§ DO THIS
Return every line of the records below verbatim, with no pictures in the copy.

§ ENTRIES PROVIDED
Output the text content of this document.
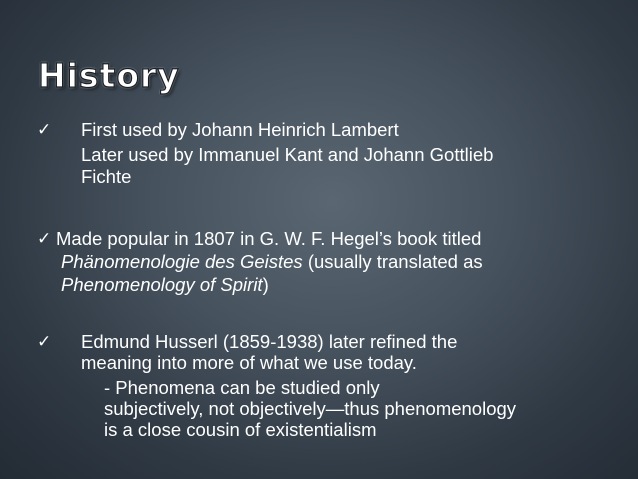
History
✓ First used by Johann Heinrich Lambert
Later used by Immanuel Kant and Johann Gottlieb
Fichte
✓ Made popular in 1807 in G. W. F. Hegel’s book titled
Phänomenologie des Geistes (usually translated as
Phenomenology of Spirit)
✓ Edmund Husserl (1859-1938) later refined the
meaning into more of what we use today.
- Phenomena can be studied only
subjectively, not objectively—thus phenomenology
is a close cousin of existentialism
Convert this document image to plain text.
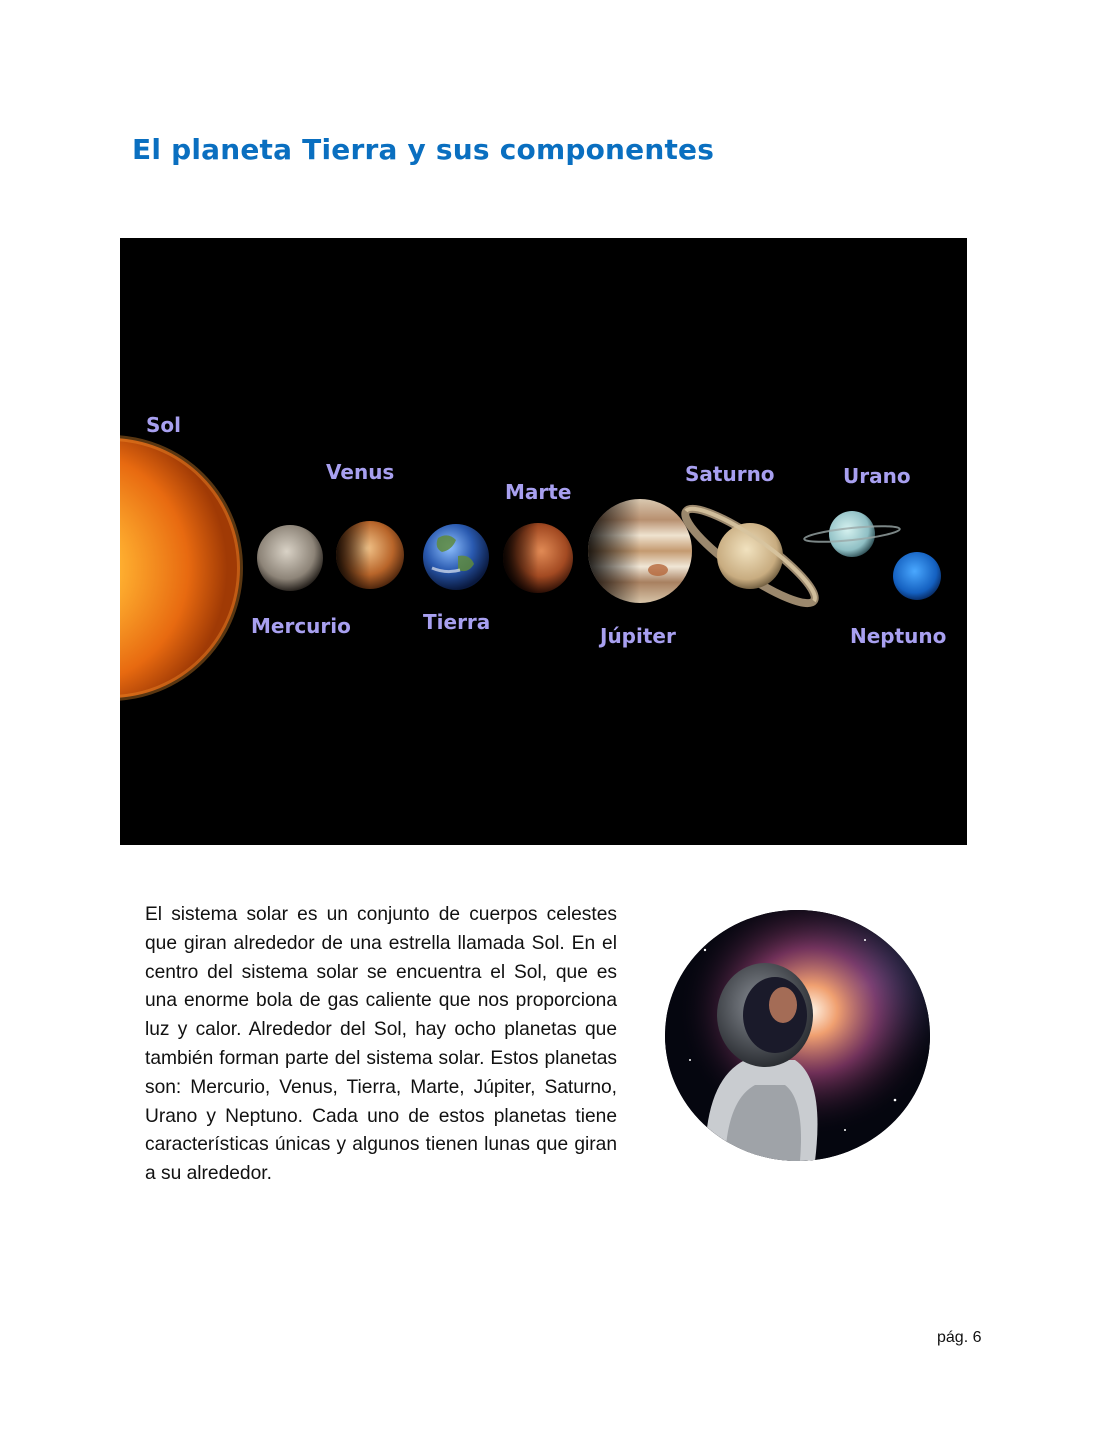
El planeta Tierra y sus componentes

Sol

Venus

Marte

Saturno	Urano

Mercurio	Tierra

Júpiter	Neptuno

El sistema solar es un conjunto de cuerpos celestes que giran alrededor de una estrella llamada Sol. En el centro del sistema solar se encuentra el Sol, que es una enorme bola de gas caliente que nos proporciona luz y calor. Alrededor del Sol, hay ocho planetas que también forman parte del sistema solar. Estos planetas son: Mercurio, Venus, Tierra, Marte, Júpiter, Saturno, Urano y Neptuno. Cada uno de estos planetas tiene características únicas y algunos tienen lunas que giran a su alrededor.

pág. 6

§ RESULT OF THE EXERCISE
Output the text content of this document.
History
✓ First used by Johann Heinrich Lambert
Later used by Immanuel Kant and Johann Gottlieb
Fichte
✓ Made popular in 1807 in G. W. F. Hegel’s book titled
Phänomenologie des Geistes (usually translated as
Phenomenology of Spirit)
✓ Edmund Husserl (1859-1938) later refined the
meaning into more of what we use today.
- Phenomena can be studied only
subjectively, not objectively—thus phenomenology
is a close cousin of existentialism
Convert this document image to plain text.
El planeta Tierra y sus componentes

Sol

Venus

Marte

Saturno	Urano

Mercurio	Tierra

Júpiter	Neptuno

El sistema solar es un conjunto de cuerpos celestes que giran alrededor de una estrella llamada Sol. En el centro del sistema solar se encuentra el Sol, que es una enorme bola de gas caliente que nos proporciona luz y calor. Alrededor del Sol, hay ocho planetas que también forman parte del sistema solar. Estos planetas son: Mercurio, Venus, Tierra, Marte, Júpiter, Saturno, Urano y Neptuno. Cada uno de estos planetas tiene características únicas y algunos tienen lunas que giran a su alrededor.

pág. 6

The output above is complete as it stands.